> Requirements
Your task is to filter the data below down to the lines holding "this".

[Dataset items]

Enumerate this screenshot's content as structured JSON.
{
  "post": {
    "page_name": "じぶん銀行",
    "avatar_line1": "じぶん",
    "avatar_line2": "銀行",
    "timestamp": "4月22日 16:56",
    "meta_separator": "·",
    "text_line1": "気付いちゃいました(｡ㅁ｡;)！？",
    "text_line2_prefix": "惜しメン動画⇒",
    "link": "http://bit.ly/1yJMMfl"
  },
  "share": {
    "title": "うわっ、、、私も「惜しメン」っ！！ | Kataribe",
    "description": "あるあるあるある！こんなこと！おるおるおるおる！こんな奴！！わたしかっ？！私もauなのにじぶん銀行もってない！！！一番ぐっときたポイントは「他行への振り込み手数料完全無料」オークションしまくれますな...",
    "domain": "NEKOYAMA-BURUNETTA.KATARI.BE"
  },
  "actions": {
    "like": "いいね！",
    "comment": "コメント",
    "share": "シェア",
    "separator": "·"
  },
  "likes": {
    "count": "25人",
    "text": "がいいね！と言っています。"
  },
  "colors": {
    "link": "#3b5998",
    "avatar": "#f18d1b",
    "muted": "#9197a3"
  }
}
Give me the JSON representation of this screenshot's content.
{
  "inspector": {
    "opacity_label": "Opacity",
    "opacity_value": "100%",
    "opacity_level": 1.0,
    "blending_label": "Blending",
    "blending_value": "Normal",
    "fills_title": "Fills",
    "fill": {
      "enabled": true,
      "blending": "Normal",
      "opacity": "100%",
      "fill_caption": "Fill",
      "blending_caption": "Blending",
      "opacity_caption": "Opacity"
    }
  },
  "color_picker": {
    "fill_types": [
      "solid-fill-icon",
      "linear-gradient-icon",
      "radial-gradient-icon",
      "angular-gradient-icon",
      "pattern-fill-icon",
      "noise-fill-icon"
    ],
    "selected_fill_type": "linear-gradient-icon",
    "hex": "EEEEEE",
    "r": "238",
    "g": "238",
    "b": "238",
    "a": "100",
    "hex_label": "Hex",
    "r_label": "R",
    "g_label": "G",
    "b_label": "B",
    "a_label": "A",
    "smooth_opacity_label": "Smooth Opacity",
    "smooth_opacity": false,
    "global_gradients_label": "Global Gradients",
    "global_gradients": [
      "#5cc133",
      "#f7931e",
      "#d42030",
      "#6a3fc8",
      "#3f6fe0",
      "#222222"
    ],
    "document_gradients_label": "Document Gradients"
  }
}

> Exercise output
Enumerate this screenshot's content as structured JSON.
Give me the JSON representation of this screenshot's content.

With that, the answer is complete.